--- begin Given data ---
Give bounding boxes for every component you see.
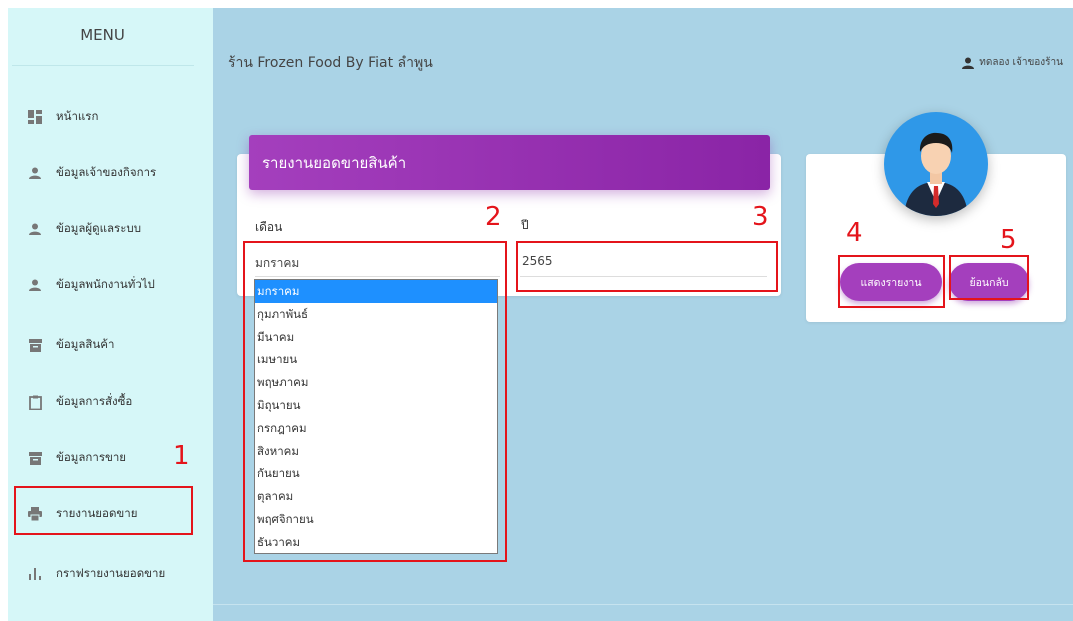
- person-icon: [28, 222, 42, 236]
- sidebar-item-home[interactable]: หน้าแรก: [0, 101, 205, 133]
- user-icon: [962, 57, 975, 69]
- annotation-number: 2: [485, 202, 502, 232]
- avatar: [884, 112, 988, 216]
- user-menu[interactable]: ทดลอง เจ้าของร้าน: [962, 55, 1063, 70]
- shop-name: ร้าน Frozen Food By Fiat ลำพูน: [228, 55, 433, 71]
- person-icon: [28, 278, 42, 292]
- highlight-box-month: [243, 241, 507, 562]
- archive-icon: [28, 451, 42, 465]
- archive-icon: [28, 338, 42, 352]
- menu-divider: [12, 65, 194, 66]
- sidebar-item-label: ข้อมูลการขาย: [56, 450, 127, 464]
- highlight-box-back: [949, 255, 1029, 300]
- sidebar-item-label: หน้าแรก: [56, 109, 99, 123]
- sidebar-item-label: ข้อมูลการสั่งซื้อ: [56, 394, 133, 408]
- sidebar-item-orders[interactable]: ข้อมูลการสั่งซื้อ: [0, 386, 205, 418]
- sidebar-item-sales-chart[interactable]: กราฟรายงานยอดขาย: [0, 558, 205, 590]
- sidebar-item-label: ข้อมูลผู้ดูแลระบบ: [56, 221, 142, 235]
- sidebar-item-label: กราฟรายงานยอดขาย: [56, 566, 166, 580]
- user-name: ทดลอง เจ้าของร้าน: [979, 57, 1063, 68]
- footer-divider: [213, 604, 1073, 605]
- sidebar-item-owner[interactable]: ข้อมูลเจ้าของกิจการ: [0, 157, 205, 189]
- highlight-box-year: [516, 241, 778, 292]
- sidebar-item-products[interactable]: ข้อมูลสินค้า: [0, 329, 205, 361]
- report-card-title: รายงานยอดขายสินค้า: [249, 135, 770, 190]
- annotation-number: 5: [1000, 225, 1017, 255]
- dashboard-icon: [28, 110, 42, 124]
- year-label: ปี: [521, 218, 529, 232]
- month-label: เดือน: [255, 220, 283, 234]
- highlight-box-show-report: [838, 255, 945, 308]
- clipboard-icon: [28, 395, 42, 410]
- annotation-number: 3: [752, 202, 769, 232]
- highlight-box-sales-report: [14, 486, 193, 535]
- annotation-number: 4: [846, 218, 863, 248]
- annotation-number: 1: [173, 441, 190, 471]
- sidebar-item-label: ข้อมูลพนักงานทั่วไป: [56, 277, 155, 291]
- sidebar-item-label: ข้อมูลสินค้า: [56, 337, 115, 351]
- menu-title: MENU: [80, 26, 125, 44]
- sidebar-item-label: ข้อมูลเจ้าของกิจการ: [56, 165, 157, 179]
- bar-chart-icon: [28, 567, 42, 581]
--- end Given data ---
Directions - Copy all of the lines in the items above verbatim, leaving out the pictures.

Result of this exercise -
Give bounding boxes for every component you see.
- person-icon: [28, 222, 42, 236]
- sidebar-item-home[interactable]: หน้าแรก: [0, 101, 205, 133]
- user-icon: [962, 57, 975, 69]
- annotation-number: 2: [485, 202, 502, 232]
- avatar: [884, 112, 988, 216]
- user-menu[interactable]: ทดลอง เจ้าของร้าน: [962, 55, 1063, 70]
- shop-name: ร้าน Frozen Food By Fiat ลำพูน: [228, 55, 433, 71]
- person-icon: [28, 278, 42, 292]
- highlight-box-month: [243, 241, 507, 562]
- archive-icon: [28, 451, 42, 465]
- archive-icon: [28, 338, 42, 352]
- menu-divider: [12, 65, 194, 66]
- sidebar-item-label: ข้อมูลการขาย: [56, 450, 127, 464]
- highlight-box-back: [949, 255, 1029, 300]
- sidebar-item-label: หน้าแรก: [56, 109, 99, 123]
- sidebar-item-label: ข้อมูลการสั่งซื้อ: [56, 394, 133, 408]
- sidebar-item-orders[interactable]: ข้อมูลการสั่งซื้อ: [0, 386, 205, 418]
- sidebar-item-sales-chart[interactable]: กราฟรายงานยอดขาย: [0, 558, 205, 590]
- sidebar-item-label: ข้อมูลผู้ดูแลระบบ: [56, 221, 142, 235]
- sidebar-item-label: กราฟรายงานยอดขาย: [56, 566, 166, 580]
- user-name: ทดลอง เจ้าของร้าน: [979, 57, 1063, 68]
- footer-divider: [213, 604, 1073, 605]
- sidebar-item-owner[interactable]: ข้อมูลเจ้าของกิจการ: [0, 157, 205, 189]
- highlight-box-year: [516, 241, 778, 292]
- sidebar-item-products[interactable]: ข้อมูลสินค้า: [0, 329, 205, 361]
- report-card-title: รายงานยอดขายสินค้า: [249, 135, 770, 190]
- annotation-number: 5: [1000, 225, 1017, 255]
- dashboard-icon: [28, 110, 42, 124]
- year-label: ปี: [521, 218, 529, 232]
- month-label: เดือน: [255, 220, 283, 234]
- highlight-box-show-report: [838, 255, 945, 308]
- clipboard-icon: [28, 395, 42, 410]
- annotation-number: 3: [752, 202, 769, 232]
- highlight-box-sales-report: [14, 486, 193, 535]
- annotation-number: 4: [846, 218, 863, 248]
- annotation-number: 1: [173, 441, 190, 471]
- sidebar-item-label: ข้อมูลพนักงานทั่วไป: [56, 277, 155, 291]
- sidebar-item-label: ข้อมูลสินค้า: [56, 337, 115, 351]
- menu-title: MENU: [80, 26, 125, 44]
- sidebar-item-label: ข้อมูลเจ้าของกิจการ: [56, 165, 157, 179]
- bar-chart-icon: [28, 567, 42, 581]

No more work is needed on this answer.